[Records to use]:
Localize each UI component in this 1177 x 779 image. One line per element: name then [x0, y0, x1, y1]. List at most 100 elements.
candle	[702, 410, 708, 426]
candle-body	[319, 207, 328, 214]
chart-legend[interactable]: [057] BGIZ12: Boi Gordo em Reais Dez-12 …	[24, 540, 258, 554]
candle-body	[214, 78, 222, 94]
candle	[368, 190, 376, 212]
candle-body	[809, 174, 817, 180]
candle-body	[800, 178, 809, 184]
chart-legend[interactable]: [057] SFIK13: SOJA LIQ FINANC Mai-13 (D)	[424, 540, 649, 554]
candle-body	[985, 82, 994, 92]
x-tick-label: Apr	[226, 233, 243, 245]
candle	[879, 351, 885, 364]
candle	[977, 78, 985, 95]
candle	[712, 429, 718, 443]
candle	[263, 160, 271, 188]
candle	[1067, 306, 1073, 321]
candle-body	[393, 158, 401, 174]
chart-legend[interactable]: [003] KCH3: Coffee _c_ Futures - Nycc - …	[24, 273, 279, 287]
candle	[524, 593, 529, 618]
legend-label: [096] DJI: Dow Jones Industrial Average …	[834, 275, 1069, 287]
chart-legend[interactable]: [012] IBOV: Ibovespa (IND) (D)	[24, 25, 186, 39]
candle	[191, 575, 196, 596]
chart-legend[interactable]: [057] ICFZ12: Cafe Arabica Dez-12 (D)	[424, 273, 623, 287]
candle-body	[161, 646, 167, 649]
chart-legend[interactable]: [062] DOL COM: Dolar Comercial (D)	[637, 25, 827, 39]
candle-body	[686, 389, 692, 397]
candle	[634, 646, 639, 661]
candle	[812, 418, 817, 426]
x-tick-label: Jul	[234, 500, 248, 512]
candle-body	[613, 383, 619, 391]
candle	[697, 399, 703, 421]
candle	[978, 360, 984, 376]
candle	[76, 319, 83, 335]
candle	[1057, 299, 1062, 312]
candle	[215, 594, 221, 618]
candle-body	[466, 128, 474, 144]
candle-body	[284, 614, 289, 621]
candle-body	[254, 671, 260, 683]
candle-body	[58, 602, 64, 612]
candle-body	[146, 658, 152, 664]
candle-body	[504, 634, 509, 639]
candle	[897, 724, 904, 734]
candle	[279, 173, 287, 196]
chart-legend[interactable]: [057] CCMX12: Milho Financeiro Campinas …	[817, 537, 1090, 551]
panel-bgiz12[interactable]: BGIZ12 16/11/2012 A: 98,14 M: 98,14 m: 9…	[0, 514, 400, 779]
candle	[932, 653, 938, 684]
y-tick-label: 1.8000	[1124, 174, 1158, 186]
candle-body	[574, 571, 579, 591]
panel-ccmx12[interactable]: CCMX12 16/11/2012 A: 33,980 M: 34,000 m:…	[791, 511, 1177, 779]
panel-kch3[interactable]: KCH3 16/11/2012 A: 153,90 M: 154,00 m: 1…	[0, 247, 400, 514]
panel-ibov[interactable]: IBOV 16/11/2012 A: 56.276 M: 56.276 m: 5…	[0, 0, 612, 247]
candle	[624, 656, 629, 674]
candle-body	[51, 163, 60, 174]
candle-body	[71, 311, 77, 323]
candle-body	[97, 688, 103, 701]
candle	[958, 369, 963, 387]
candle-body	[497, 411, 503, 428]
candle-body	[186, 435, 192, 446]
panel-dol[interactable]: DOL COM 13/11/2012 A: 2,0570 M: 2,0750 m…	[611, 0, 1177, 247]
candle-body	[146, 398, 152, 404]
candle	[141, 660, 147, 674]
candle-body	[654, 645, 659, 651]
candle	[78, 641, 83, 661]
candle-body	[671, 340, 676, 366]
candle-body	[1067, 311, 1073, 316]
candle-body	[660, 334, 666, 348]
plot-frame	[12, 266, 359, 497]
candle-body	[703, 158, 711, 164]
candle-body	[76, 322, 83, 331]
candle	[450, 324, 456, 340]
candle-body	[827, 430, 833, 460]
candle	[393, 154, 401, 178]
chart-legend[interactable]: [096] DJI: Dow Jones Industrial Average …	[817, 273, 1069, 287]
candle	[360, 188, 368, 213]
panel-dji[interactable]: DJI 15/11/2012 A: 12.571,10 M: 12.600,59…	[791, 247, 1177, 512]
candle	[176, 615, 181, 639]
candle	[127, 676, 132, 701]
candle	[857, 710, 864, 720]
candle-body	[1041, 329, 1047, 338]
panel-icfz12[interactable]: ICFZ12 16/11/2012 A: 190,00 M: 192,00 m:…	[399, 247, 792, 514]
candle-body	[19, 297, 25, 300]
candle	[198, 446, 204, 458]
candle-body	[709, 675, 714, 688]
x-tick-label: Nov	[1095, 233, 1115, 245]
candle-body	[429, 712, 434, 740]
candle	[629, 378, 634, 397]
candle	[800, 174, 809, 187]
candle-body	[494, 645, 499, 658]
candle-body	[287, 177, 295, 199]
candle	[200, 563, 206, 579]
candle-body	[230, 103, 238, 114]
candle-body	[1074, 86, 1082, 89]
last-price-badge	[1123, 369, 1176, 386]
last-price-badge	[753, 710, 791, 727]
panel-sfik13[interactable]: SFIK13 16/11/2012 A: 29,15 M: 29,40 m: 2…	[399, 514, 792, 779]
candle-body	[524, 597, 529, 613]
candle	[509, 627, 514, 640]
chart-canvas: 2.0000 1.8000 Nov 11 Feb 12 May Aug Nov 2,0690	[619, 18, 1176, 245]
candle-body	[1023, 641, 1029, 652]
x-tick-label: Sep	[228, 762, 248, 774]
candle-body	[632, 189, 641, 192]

[Your goal]: Rewrite all the entries above, changing every "x-tick-label" to "x-axis-label" and leaving everything else as it is.

[Answer to this exercise]:
Localize each UI component in this 1177 x 779 image. One line per element: name then [x0, y0, x1, y1]. List at most 100 elements.
candle	[702, 410, 708, 426]
candle-body	[319, 207, 328, 214]
chart-legend[interactable]: [057] BGIZ12: Boi Gordo em Reais Dez-12 …	[24, 540, 258, 554]
candle-body	[214, 78, 222, 94]
candle	[368, 190, 376, 212]
candle-body	[809, 174, 817, 180]
candle-body	[800, 178, 809, 184]
chart-legend[interactable]: [057] SFIK13: SOJA LIQ FINANC Mai-13 (D)	[424, 540, 649, 554]
candle-body	[985, 82, 994, 92]
x-axis-label: Apr	[226, 233, 243, 245]
candle	[879, 351, 885, 364]
candle	[977, 78, 985, 95]
candle	[712, 429, 718, 443]
candle	[263, 160, 271, 188]
candle	[1067, 306, 1073, 321]
candle-body	[393, 158, 401, 174]
chart-legend[interactable]: [003] KCH3: Coffee _c_ Futures - Nycc - …	[24, 273, 279, 287]
candle	[524, 593, 529, 618]
legend-label: [096] DJI: Dow Jones Industrial Average …	[834, 275, 1069, 287]
chart-legend[interactable]: [012] IBOV: Ibovespa (IND) (D)	[24, 25, 186, 39]
candle	[191, 575, 196, 596]
chart-legend[interactable]: [057] ICFZ12: Cafe Arabica Dez-12 (D)	[424, 273, 623, 287]
candle-body	[161, 646, 167, 649]
chart-legend[interactable]: [062] DOL COM: Dolar Comercial (D)	[637, 25, 827, 39]
candle-body	[686, 389, 692, 397]
candle	[634, 646, 639, 661]
candle	[812, 418, 817, 426]
x-axis-label: Jul	[234, 500, 248, 512]
candle-body	[613, 383, 619, 391]
candle	[697, 399, 703, 421]
candle	[978, 360, 984, 376]
candle	[76, 319, 83, 335]
candle	[1057, 299, 1062, 312]
candle	[215, 594, 221, 618]
candle-body	[466, 128, 474, 144]
candle-body	[284, 614, 289, 621]
candle-body	[254, 671, 260, 683]
candle-body	[58, 602, 64, 612]
candle-body	[146, 658, 152, 664]
candle-body	[504, 634, 509, 639]
candle	[897, 724, 904, 734]
candle	[279, 173, 287, 196]
chart-legend[interactable]: [057] CCMX12: Milho Financeiro Campinas …	[817, 537, 1090, 551]
panel-bgiz12[interactable]: BGIZ12 16/11/2012 A: 98,14 M: 98,14 m: 9…	[0, 514, 400, 779]
candle	[932, 653, 938, 684]
y-tick-label: 1.8000	[1124, 174, 1158, 186]
candle-body	[574, 571, 579, 591]
panel-ccmx12[interactable]: CCMX12 16/11/2012 A: 33,980 M: 34,000 m:…	[791, 511, 1177, 779]
panel-kch3[interactable]: KCH3 16/11/2012 A: 153,90 M: 154,00 m: 1…	[0, 247, 400, 514]
panel-ibov[interactable]: IBOV 16/11/2012 A: 56.276 M: 56.276 m: 5…	[0, 0, 612, 247]
candle	[624, 656, 629, 674]
candle-body	[51, 163, 60, 174]
candle-body	[71, 311, 77, 323]
candle-body	[97, 688, 103, 701]
candle	[958, 369, 963, 387]
candle-body	[497, 411, 503, 428]
candle-body	[186, 435, 192, 446]
panel-dol[interactable]: DOL COM 13/11/2012 A: 2,0570 M: 2,0750 m…	[611, 0, 1177, 247]
candle-body	[146, 398, 152, 404]
candle	[141, 660, 147, 674]
candle-body	[654, 645, 659, 651]
candle	[78, 641, 83, 661]
candle-body	[671, 340, 676, 366]
candle-body	[1067, 311, 1073, 316]
candle-body	[660, 334, 666, 348]
plot-frame	[12, 266, 359, 497]
candle-body	[703, 158, 711, 164]
candle-body	[76, 322, 83, 331]
candle	[450, 324, 456, 340]
candle-body	[827, 430, 833, 460]
candle	[393, 154, 401, 178]
chart-legend[interactable]: [096] DJI: Dow Jones Industrial Average …	[817, 273, 1069, 287]
candle	[360, 188, 368, 213]
panel-dji[interactable]: DJI 15/11/2012 A: 12.571,10 M: 12.600,59…	[791, 247, 1177, 512]
candle	[176, 615, 181, 639]
candle	[127, 676, 132, 701]
candle	[857, 710, 864, 720]
candle-body	[1041, 329, 1047, 338]
panel-icfz12[interactable]: ICFZ12 16/11/2012 A: 190,00 M: 192,00 m:…	[399, 247, 792, 514]
candle-body	[19, 297, 25, 300]
candle	[198, 446, 204, 458]
candle-body	[709, 675, 714, 688]
x-axis-label: Nov	[1095, 233, 1115, 245]
candle-body	[429, 712, 434, 740]
candle	[629, 378, 634, 397]
candle	[800, 174, 809, 187]
candle-body	[494, 645, 499, 658]
candle-body	[287, 177, 295, 199]
candle	[200, 563, 206, 579]
candle-body	[230, 103, 238, 114]
candle-body	[1074, 86, 1082, 89]
last-price-badge	[1123, 369, 1176, 386]
last-price-badge	[753, 710, 791, 727]
panel-sfik13[interactable]: SFIK13 16/11/2012 A: 29,15 M: 29,40 m: 2…	[399, 514, 792, 779]
candle-body	[524, 597, 529, 613]
candle	[509, 627, 514, 640]
chart-canvas: 2.0000 1.8000 Nov 11 Feb 12 May Aug Nov 2,0690	[619, 18, 1176, 245]
candle-body	[1023, 641, 1029, 652]
x-axis-label: Sep	[228, 762, 248, 774]
candle-body	[632, 189, 641, 192]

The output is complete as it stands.